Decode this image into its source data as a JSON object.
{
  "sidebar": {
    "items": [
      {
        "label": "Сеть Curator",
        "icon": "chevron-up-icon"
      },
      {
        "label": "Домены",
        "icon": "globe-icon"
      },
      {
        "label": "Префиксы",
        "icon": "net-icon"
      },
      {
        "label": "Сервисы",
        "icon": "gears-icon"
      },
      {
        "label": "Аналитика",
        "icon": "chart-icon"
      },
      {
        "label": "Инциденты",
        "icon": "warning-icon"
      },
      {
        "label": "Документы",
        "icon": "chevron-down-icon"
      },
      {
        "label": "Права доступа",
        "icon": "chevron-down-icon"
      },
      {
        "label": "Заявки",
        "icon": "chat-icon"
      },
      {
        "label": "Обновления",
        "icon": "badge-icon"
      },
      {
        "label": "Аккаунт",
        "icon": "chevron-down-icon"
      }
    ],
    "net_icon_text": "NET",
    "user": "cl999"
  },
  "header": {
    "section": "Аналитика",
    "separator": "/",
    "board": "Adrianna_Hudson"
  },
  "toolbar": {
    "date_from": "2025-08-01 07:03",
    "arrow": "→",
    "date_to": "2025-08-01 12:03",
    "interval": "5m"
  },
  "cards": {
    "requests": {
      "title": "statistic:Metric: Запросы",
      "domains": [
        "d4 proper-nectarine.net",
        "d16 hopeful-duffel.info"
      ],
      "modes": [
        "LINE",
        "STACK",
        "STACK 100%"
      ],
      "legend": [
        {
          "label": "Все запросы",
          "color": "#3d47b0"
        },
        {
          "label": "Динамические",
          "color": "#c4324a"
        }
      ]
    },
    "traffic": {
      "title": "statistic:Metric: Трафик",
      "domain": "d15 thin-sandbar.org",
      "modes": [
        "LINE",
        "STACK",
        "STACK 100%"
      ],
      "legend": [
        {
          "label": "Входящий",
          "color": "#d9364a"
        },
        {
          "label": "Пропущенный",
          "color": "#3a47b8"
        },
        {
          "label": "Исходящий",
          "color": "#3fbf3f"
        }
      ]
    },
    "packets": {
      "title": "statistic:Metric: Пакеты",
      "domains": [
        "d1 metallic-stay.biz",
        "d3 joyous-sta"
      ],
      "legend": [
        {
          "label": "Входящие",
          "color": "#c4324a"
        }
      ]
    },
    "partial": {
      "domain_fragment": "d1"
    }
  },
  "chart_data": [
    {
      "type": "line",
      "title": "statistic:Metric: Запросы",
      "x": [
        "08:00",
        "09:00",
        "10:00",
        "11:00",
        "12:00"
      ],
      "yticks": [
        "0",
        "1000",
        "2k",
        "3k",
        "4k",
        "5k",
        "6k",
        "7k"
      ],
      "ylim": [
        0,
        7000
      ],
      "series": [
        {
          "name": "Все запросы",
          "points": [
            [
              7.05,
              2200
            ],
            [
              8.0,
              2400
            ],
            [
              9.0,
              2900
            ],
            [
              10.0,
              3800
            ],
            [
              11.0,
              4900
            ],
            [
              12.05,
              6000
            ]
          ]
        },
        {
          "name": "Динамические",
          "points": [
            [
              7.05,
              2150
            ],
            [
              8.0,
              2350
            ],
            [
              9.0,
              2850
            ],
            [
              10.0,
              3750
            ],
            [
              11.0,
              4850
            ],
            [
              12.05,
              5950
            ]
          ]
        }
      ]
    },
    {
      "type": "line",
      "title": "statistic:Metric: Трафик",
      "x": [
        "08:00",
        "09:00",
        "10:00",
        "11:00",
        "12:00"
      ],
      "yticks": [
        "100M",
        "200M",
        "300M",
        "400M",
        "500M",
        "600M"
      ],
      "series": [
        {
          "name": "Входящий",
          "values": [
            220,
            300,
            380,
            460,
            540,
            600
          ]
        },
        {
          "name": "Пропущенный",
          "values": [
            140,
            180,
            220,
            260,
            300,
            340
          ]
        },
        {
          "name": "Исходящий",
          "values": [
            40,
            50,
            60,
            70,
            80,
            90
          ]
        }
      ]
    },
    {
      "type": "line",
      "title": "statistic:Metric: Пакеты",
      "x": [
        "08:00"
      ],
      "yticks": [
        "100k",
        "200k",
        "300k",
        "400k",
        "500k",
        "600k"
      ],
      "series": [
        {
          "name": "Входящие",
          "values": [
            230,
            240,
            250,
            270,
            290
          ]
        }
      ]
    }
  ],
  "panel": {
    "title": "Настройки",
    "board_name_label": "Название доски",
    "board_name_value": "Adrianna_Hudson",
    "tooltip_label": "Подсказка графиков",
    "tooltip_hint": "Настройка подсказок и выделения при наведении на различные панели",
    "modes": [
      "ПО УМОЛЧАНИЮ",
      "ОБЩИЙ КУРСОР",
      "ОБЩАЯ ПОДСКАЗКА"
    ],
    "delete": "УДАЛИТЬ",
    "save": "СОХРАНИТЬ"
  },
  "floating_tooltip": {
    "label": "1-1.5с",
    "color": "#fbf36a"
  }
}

===============

**Instruction:** Write out every entry verbatim.

**Task output:**
Decode this image into its source data as a JSON object.
{
  "sidebar": {
    "items": [
      {
        "label": "Сеть Curator",
        "icon": "chevron-up-icon"
      },
      {
        "label": "Домены",
        "icon": "globe-icon"
      },
      {
        "label": "Префиксы",
        "icon": "net-icon"
      },
      {
        "label": "Сервисы",
        "icon": "gears-icon"
      },
      {
        "label": "Аналитика",
        "icon": "chart-icon"
      },
      {
        "label": "Инциденты",
        "icon": "warning-icon"
      },
      {
        "label": "Документы",
        "icon": "chevron-down-icon"
      },
      {
        "label": "Права доступа",
        "icon": "chevron-down-icon"
      },
      {
        "label": "Заявки",
        "icon": "chat-icon"
      },
      {
        "label": "Обновления",
        "icon": "badge-icon"
      },
      {
        "label": "Аккаунт",
        "icon": "chevron-down-icon"
      }
    ],
    "net_icon_text": "NET",
    "user": "cl999"
  },
  "header": {
    "section": "Аналитика",
    "separator": "/",
    "board": "Adrianna_Hudson"
  },
  "toolbar": {
    "date_from": "2025-08-01 07:03",
    "arrow": "→",
    "date_to": "2025-08-01 12:03",
    "interval": "5m"
  },
  "cards": {
    "requests": {
      "title": "statistic:Metric: Запросы",
      "domains": [
        "d4 proper-nectarine.net",
        "d16 hopeful-duffel.info"
      ],
      "modes": [
        "LINE",
        "STACK",
        "STACK 100%"
      ],
      "legend": [
        {
          "label": "Все запросы",
          "color": "#3d47b0"
        },
        {
          "label": "Динамические",
          "color": "#c4324a"
        }
      ]
    },
    "traffic": {
      "title": "statistic:Metric: Трафик",
      "domain": "d15 thin-sandbar.org",
      "modes": [
        "LINE",
        "STACK",
        "STACK 100%"
      ],
      "legend": [
        {
          "label": "Входящий",
          "color": "#d9364a"
        },
        {
          "label": "Пропущенный",
          "color": "#3a47b8"
        },
        {
          "label": "Исходящий",
          "color": "#3fbf3f"
        }
      ]
    },
    "packets": {
      "title": "statistic:Metric: Пакеты",
      "domains": [
        "d1 metallic-stay.biz",
        "d3 joyous-sta"
      ],
      "legend": [
        {
          "label": "Входящие",
          "color": "#c4324a"
        }
      ]
    },
    "partial": {
      "domain_fragment": "d1"
    }
  },
  "chart_data": [
    {
      "type": "line",
      "title": "statistic:Metric: Запросы",
      "x": [
        "08:00",
        "09:00",
        "10:00",
        "11:00",
        "12:00"
      ],
      "yticks": [
        "0",
        "1000",
        "2k",
        "3k",
        "4k",
        "5k",
        "6k",
        "7k"
      ],
      "ylim": [
        0,
        7000
      ],
      "series": [
        {
          "name": "Все запросы",
          "points": [
            [
              7.05,
              2200
            ],
            [
              8.0,
              2400
            ],
            [
              9.0,
              2900
            ],
            [
              10.0,
              3800
            ],
            [
              11.0,
              4900
            ],
            [
              12.05,
              6000
            ]
          ]
        },
        {
          "name": "Динамические",
          "points": [
            [
              7.05,
              2150
            ],
            [
              8.0,
              2350
            ],
            [
              9.0,
              2850
            ],
            [
              10.0,
              3750
            ],
            [
              11.0,
              4850
            ],
            [
              12.05,
              5950
            ]
          ]
        }
      ]
    },
    {
      "type": "line",
      "title": "statistic:Metric: Трафик",
      "x": [
        "08:00",
        "09:00",
        "10:00",
        "11:00",
        "12:00"
      ],
      "yticks": [
        "100M",
        "200M",
        "300M",
        "400M",
        "500M",
        "600M"
      ],
      "series": [
        {
          "name": "Входящий",
          "values": [
            220,
            300,
            380,
            460,
            540,
            600
          ]
        },
        {
          "name": "Пропущенный",
          "values": [
            140,
            180,
            220,
            260,
            300,
            340
          ]
        },
        {
          "name": "Исходящий",
          "values": [
            40,
            50,
            60,
            70,
            80,
            90
          ]
        }
      ]
    },
    {
      "type": "line",
      "title": "statistic:Metric: Пакеты",
      "x": [
        "08:00"
      ],
      "yticks": [
        "100k",
        "200k",
        "300k",
        "400k",
        "500k",
        "600k"
      ],
      "series": [
        {
          "name": "Входящие",
          "values": [
            230,
            240,
            250,
            270,
            290
          ]
        }
      ]
    }
  ],
  "panel": {
    "title": "Настройки",
    "board_name_label": "Название доски",
    "board_name_value": "Adrianna_Hudson",
    "tooltip_label": "Подсказка графиков",
    "tooltip_hint": "Настройка подсказок и выделения при наведении на различные панели",
    "modes": [
      "ПО УМОЛЧАНИЮ",
      "ОБЩИЙ КУРСОР",
      "ОБЩАЯ ПОДСКАЗКА"
    ],
    "delete": "УДАЛИТЬ",
    "save": "СОХРАНИТЬ"
  },
  "floating_tooltip": {
    "label": "1-1.5с",
    "color": "#fbf36a"
  }
}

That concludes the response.